Saved data entries:
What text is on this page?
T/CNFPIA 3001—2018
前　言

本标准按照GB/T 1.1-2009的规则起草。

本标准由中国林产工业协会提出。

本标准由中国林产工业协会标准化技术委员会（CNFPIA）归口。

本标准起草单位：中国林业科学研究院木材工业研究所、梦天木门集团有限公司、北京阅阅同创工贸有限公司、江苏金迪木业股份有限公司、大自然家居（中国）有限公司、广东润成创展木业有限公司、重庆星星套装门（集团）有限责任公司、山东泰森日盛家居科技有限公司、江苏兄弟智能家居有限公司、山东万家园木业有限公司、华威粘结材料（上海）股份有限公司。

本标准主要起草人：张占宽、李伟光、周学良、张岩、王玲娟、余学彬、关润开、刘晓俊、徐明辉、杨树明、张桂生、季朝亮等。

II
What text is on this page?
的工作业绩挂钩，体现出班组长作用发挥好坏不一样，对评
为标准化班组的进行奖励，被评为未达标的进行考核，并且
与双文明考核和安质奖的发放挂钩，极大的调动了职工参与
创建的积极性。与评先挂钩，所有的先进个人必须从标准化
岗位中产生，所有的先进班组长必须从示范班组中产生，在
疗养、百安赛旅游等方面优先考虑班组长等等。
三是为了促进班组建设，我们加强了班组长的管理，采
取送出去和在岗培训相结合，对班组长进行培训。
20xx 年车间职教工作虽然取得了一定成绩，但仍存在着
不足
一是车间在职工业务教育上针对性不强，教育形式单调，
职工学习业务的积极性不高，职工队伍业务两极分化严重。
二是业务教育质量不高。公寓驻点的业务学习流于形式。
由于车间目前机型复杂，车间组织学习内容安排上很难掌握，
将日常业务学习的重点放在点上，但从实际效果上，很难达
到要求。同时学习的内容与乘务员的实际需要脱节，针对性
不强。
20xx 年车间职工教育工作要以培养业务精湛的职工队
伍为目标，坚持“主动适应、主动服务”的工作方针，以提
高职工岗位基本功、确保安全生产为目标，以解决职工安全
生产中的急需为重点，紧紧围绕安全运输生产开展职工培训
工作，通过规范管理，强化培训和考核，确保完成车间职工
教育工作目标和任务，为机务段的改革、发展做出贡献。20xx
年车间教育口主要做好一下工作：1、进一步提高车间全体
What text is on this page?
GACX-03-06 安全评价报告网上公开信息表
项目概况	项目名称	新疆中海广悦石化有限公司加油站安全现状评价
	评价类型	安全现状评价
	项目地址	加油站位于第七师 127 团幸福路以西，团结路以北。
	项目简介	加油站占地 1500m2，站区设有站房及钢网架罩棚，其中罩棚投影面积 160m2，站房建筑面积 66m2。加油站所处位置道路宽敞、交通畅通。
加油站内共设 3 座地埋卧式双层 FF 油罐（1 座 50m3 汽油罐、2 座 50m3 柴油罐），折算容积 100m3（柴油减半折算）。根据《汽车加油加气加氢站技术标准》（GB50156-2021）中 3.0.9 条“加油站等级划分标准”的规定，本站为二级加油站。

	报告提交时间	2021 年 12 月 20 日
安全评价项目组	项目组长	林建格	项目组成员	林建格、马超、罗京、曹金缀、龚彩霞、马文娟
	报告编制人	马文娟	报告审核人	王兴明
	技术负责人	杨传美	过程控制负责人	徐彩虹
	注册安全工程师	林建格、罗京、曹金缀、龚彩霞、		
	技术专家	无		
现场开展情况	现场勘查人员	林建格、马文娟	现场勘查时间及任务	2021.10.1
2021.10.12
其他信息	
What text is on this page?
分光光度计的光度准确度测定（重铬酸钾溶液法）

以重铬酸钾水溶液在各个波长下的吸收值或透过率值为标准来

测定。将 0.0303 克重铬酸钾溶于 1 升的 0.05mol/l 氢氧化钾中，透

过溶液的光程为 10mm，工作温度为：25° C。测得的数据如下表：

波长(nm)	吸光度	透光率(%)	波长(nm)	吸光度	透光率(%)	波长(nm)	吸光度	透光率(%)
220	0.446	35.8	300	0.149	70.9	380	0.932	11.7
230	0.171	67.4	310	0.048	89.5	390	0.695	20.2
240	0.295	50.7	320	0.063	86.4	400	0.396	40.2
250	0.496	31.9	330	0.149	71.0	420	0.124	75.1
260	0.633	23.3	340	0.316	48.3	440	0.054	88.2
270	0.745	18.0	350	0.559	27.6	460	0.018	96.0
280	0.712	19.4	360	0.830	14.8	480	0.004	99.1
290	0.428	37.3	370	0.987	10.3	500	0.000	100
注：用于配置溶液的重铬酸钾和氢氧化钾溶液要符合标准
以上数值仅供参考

Written problem
Return every line above that contains the word "CNFPIA".

Final result
T/CNFPIA 3001—2018
本标准由中国林产工业协会标准化技术委员会（CNFPIA）归口。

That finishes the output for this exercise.